→ Description of the task: In the stretch of the listing from its first line through the line containing "candle-body <box>638 116 644 127</box>", rename every "volume-bar" to "volume-column". Return only that stretch, with everything else left as it is.

→ Material supplied:
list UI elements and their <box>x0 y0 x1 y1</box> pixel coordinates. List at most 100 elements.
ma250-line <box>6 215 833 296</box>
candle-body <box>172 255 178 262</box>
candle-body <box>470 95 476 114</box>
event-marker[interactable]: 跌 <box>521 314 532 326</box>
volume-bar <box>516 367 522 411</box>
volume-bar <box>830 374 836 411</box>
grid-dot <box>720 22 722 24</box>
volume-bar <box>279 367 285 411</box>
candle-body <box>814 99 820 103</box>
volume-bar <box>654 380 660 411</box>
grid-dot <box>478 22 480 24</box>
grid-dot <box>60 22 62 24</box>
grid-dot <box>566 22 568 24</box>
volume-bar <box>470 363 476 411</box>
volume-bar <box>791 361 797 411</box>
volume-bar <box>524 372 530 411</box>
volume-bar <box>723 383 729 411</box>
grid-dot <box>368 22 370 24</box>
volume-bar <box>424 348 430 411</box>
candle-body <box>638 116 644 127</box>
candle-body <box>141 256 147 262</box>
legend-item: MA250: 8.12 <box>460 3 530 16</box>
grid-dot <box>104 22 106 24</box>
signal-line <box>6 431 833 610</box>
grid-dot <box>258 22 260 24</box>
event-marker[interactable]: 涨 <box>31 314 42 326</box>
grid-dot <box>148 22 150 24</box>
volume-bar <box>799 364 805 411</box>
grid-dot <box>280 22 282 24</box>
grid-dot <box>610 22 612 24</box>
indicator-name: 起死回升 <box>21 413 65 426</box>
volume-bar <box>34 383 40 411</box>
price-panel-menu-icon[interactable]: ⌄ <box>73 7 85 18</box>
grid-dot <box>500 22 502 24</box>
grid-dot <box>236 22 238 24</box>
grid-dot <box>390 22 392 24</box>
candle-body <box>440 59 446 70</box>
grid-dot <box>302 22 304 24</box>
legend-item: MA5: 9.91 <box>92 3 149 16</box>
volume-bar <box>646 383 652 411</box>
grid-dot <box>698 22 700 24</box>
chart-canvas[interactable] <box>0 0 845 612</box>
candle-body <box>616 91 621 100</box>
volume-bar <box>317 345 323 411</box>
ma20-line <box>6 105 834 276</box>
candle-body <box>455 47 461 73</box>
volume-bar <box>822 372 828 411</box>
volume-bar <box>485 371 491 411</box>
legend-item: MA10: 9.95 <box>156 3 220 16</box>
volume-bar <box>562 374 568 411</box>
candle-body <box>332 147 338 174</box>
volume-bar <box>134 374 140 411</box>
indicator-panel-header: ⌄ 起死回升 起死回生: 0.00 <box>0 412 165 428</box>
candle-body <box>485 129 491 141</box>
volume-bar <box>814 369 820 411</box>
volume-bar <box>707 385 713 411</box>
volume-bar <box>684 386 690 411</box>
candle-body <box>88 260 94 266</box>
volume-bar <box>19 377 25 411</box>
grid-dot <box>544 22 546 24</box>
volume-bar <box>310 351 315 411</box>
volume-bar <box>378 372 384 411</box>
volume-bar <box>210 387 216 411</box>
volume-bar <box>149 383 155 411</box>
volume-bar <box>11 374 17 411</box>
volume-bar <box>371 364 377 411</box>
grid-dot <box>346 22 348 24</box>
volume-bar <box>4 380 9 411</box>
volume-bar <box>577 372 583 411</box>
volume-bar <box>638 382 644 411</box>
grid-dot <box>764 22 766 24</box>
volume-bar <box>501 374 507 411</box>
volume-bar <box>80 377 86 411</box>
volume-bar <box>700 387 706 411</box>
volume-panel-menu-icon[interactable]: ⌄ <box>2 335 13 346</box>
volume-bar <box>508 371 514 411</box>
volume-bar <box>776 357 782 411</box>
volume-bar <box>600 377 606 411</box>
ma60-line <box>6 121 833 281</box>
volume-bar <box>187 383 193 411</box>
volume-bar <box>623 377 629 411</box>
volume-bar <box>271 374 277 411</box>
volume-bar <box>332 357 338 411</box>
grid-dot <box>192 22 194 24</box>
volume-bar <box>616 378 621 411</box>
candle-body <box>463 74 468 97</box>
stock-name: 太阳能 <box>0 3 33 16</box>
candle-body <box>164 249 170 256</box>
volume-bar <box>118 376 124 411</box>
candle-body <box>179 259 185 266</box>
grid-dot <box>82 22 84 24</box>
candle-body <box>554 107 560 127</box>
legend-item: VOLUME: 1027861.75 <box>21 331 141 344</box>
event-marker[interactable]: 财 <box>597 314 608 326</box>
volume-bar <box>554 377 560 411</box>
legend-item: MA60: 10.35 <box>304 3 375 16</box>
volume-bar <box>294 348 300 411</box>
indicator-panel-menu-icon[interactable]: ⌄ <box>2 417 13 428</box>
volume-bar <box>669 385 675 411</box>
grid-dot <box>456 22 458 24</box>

→ Task answer:
list UI elements and their <box>x0 y0 x1 y1</box> pixel coordinates. List at most 100 elements.
ma250-line <box>6 215 833 296</box>
candle-body <box>172 255 178 262</box>
candle-body <box>470 95 476 114</box>
event-marker[interactable]: 跌 <box>521 314 532 326</box>
volume-column <box>516 367 522 411</box>
volume-column <box>830 374 836 411</box>
grid-dot <box>720 22 722 24</box>
volume-column <box>279 367 285 411</box>
candle-body <box>814 99 820 103</box>
volume-column <box>654 380 660 411</box>
grid-dot <box>478 22 480 24</box>
grid-dot <box>60 22 62 24</box>
grid-dot <box>566 22 568 24</box>
volume-column <box>470 363 476 411</box>
volume-column <box>791 361 797 411</box>
volume-column <box>524 372 530 411</box>
volume-column <box>723 383 729 411</box>
grid-dot <box>368 22 370 24</box>
volume-column <box>424 348 430 411</box>
candle-body <box>638 116 644 127</box>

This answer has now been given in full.